What the task requires ::
Every record that follows should be printed verbatim.

"""

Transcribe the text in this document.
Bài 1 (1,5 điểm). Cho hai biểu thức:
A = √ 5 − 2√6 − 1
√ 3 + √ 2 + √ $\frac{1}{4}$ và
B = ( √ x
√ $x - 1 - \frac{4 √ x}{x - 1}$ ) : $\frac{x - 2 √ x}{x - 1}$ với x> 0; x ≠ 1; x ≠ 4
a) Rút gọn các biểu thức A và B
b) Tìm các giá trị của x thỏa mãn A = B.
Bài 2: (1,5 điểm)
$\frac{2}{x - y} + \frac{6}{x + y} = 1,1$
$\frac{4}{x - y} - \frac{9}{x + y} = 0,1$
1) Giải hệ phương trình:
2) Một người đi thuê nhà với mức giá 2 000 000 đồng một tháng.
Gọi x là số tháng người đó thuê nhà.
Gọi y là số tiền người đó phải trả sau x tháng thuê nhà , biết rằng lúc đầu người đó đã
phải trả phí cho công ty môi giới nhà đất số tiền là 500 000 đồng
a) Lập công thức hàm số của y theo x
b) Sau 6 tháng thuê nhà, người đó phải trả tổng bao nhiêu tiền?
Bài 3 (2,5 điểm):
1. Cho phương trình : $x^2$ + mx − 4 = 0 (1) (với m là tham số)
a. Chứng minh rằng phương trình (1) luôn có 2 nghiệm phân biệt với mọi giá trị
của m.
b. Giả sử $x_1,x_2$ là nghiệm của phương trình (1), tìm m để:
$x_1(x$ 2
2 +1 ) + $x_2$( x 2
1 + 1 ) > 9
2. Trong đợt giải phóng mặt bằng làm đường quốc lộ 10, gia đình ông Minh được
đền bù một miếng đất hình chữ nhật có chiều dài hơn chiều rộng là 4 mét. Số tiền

"""

Task answer ::
Transcribe the text in this document.
Bài 1 (1,5 điểm). Cho hai biểu thức:
A = √ 5 − 2√6 − 1
√ 3 + √ 2 + √ $\frac{1}{4}$ và
B = ( √ x
√ $x - 1 - \frac{4 √ x}{x - 1}$ ) : $\frac{x - 2 √ x}{x - 1}$ với x> 0; x ≠ 1; x ≠ 4
a) Rút gọn các biểu thức A và B
b) Tìm các giá trị của x thỏa mãn A = B.
Bài 2: (1,5 điểm)
$\frac{2}{x - y} + \frac{6}{x + y} = 1,1$
$\frac{4}{x - y} - \frac{9}{x + y} = 0,1$
1) Giải hệ phương trình:
2) Một người đi thuê nhà với mức giá 2 000 000 đồng một tháng.
Gọi x là số tháng người đó thuê nhà.
Gọi y là số tiền người đó phải trả sau x tháng thuê nhà , biết rằng lúc đầu người đó đã
phải trả phí cho công ty môi giới nhà đất số tiền là 500 000 đồng
a) Lập công thức hàm số của y theo x
b) Sau 6 tháng thuê nhà, người đó phải trả tổng bao nhiêu tiền?
Bài 3 (2,5 điểm):
1. Cho phương trình : $x^2$ + mx − 4 = 0 (1) (với m là tham số)
a. Chứng minh rằng phương trình (1) luôn có 2 nghiệm phân biệt với mọi giá trị
của m.
b. Giả sử $x_1,x_2$ là nghiệm của phương trình (1), tìm m để:
$x_1(x$ 2
2 +1 ) + $x_2$( x 2
1 + 1 ) > 9
2. Trong đợt giải phóng mặt bằng làm đường quốc lộ 10, gia đình ông Minh được
đền bù một miếng đất hình chữ nhật có chiều dài hơn chiều rộng là 4 mét. Số tiền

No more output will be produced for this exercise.